GIVEN TEXT:

━━━━━━━━

Film Review: The LEGO Movie (2014)

on Thursday, February 13, 2014
'The LEGO Movie' (UK Release: 14 Feb '14) // Words: Saam Das

Taking a beloved toy and turning it into a film is a path paved with difficulty. Calling it 'The LEGO Movie' hardly instils great faith that this adaptation will prove anywhere near as imaginative as spending the corresponding 100 minutes simply playing with a box of these classic bricks. Yet Phil Lord and Chris Miller have injected a verve into this project that will appeal to adults and children alike. Maybe even the adults more than children.

The first ever full-length LEGO feature follows the journey of the unremarkable Emmet (voiced by Chris Pratt), one of many identical construction workers in the seemingly idyllic world of Bricksburg. Encountering the mysterious and beautiful Wyldstyle (Elizabeth Banks), Emmet inadvertently comes in contact with the fabled "Piece Of Resistance" - prophecised to help stop the maniacal Lord Business (Will Ferrell) and his "Kragle" (Krazy Glue) as he seeks permanent conformity.

━━━━━━━━

LISTED ENTRIES:
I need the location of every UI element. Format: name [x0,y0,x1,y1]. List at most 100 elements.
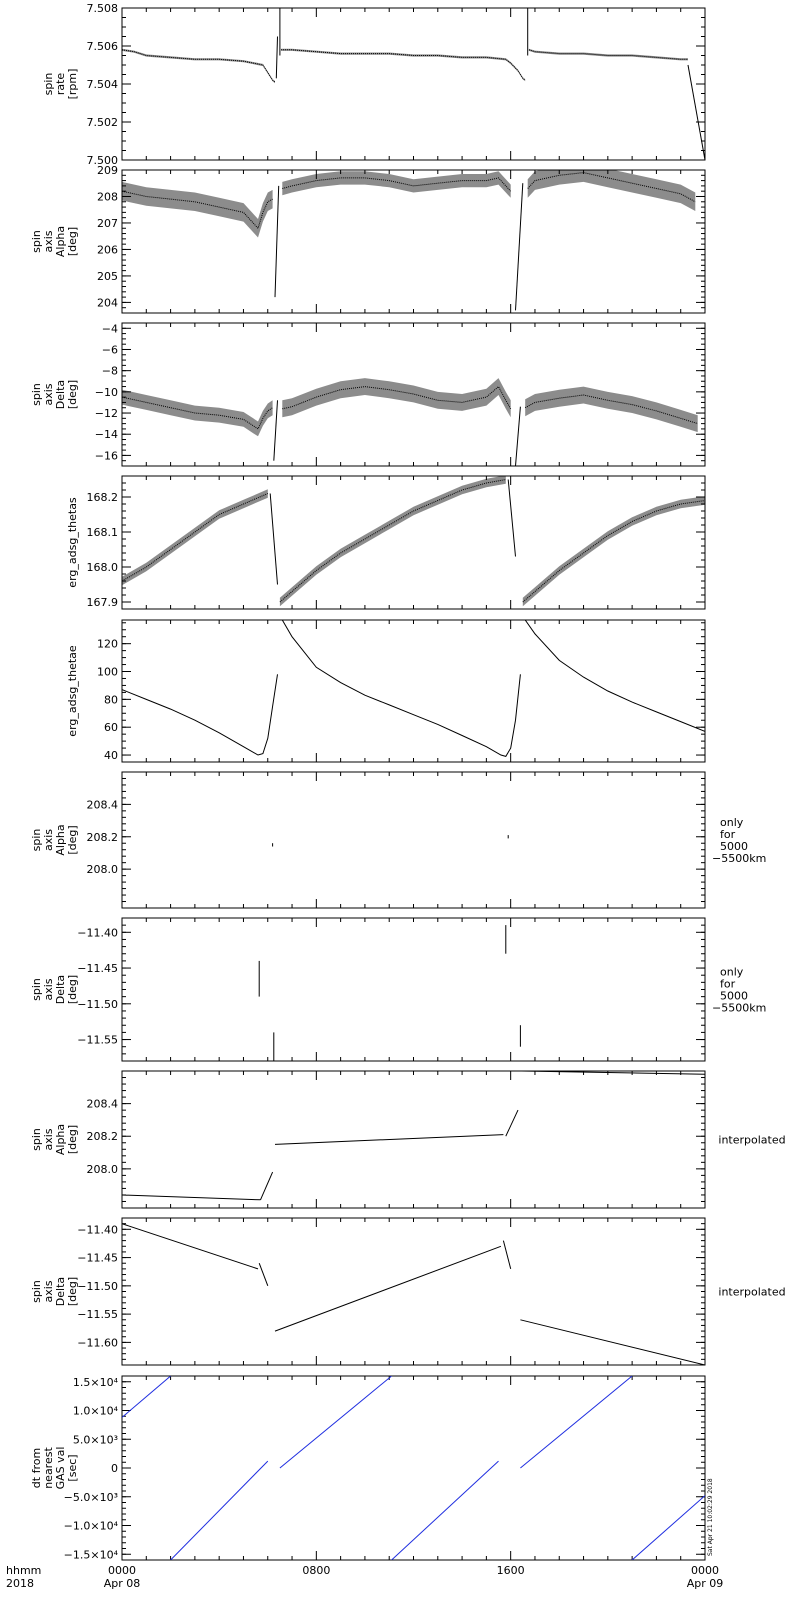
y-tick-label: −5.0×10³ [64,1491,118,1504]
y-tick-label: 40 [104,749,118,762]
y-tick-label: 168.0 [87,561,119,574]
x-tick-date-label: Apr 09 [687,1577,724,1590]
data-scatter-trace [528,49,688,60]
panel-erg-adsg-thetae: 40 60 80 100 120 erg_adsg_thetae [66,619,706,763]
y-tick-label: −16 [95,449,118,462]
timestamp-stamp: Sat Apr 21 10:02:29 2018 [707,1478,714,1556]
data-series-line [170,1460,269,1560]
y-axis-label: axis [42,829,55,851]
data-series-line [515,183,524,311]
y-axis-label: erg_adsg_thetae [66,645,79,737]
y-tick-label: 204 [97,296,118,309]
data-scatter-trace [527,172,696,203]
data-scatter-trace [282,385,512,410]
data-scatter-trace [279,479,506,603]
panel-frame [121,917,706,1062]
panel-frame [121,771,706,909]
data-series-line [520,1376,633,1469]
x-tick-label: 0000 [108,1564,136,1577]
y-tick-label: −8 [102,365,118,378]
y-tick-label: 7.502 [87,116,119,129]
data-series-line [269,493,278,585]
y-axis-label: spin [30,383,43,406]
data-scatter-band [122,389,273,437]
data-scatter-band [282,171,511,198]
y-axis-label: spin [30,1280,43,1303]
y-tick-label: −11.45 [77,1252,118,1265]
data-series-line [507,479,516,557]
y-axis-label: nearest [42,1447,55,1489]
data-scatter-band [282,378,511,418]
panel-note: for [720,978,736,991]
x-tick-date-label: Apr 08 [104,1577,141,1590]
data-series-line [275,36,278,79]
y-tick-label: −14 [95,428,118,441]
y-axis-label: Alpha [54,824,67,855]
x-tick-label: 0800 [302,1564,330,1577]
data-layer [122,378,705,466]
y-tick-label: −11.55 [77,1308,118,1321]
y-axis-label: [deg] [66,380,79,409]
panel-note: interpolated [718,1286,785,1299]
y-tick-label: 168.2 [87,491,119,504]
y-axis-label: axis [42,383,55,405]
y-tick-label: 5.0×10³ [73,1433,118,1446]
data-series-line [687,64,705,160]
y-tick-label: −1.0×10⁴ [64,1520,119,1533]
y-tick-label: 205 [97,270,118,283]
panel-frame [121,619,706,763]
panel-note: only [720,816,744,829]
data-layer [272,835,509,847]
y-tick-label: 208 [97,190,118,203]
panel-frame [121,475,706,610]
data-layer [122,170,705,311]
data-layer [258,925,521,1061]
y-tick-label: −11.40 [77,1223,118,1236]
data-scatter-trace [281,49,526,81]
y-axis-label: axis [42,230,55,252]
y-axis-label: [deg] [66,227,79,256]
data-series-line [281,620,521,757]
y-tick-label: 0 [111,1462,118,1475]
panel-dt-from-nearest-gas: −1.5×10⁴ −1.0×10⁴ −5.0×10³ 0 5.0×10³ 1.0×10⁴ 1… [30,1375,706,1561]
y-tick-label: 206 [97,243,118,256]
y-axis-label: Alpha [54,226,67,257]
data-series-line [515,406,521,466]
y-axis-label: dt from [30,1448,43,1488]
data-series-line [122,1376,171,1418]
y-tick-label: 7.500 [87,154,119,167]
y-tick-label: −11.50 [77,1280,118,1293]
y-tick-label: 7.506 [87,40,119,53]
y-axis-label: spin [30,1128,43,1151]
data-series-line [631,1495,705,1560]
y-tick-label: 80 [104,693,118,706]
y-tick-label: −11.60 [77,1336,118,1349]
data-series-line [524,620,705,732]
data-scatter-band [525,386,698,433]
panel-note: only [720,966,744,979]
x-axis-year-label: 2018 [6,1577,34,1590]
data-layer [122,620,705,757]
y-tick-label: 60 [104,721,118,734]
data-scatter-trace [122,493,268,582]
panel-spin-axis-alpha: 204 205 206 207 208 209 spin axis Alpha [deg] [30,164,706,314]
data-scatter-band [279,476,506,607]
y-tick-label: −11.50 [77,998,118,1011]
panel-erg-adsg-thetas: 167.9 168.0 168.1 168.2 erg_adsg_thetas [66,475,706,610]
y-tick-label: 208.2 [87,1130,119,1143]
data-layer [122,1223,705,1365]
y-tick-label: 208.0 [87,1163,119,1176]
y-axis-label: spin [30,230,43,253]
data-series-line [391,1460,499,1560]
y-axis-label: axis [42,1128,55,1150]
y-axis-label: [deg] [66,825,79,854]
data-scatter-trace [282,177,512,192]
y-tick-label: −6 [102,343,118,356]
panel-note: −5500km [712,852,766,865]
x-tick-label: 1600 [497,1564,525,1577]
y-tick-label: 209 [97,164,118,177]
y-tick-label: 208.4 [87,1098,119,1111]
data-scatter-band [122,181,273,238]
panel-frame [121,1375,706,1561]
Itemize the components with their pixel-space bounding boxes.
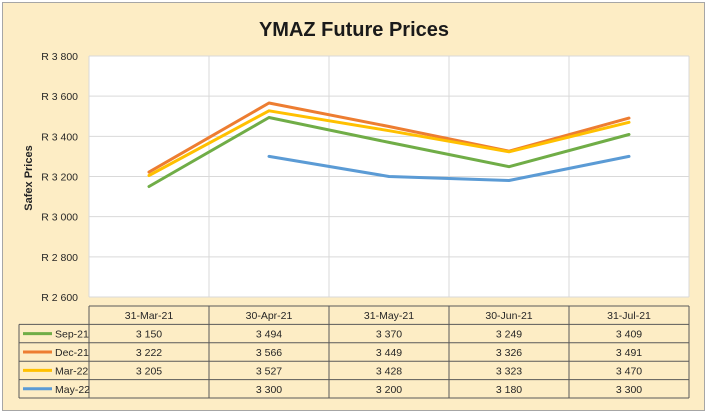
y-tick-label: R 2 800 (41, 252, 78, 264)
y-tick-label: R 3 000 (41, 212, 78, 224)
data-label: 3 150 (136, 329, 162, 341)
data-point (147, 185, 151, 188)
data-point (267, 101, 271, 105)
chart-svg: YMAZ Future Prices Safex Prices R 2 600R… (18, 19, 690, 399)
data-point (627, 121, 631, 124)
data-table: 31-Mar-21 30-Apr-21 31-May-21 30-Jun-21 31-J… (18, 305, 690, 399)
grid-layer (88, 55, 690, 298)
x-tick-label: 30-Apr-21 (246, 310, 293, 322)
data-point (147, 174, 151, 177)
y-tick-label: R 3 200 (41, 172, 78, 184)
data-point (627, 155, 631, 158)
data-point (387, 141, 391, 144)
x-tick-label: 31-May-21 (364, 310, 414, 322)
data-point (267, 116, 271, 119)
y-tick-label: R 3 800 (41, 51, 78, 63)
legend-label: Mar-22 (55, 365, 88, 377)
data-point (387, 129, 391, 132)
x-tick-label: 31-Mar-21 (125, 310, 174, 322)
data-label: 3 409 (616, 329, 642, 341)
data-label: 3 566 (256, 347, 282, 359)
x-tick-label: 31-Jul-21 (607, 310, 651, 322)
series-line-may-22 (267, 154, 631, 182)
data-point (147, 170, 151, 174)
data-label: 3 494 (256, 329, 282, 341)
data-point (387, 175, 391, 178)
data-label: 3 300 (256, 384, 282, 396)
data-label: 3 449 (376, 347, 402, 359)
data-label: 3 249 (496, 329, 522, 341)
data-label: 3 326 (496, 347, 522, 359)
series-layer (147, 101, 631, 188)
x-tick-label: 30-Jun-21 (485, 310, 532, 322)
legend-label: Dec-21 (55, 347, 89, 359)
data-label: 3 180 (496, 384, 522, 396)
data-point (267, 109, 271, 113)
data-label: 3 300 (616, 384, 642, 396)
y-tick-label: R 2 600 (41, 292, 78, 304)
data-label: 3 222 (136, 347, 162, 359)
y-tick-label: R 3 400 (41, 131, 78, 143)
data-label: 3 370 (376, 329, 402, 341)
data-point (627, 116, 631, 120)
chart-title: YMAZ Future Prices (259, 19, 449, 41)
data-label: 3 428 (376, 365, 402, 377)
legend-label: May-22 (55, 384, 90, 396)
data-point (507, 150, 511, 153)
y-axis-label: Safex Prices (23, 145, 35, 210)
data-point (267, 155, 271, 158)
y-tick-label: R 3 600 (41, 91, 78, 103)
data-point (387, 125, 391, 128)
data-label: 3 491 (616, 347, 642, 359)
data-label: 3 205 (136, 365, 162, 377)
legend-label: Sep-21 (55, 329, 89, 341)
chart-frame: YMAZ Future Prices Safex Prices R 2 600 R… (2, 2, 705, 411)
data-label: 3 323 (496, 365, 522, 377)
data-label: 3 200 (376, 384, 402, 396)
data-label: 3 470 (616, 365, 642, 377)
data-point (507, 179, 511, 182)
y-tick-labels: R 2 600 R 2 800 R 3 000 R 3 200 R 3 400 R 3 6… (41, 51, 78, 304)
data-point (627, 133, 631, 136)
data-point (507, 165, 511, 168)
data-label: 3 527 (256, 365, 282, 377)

━━━━━━━━

STATED EXERCISE:
Answer these from the LEGO Movie review:
1. What UK release date does it give for the film?
2. Who voices Emmet?
3. What does Lord Business seek?
The records have nothing to do with the text.

EXERCISE RESPONSE:
1. 14 Feb '14
2. Chris Pratt
3. Permanent conformity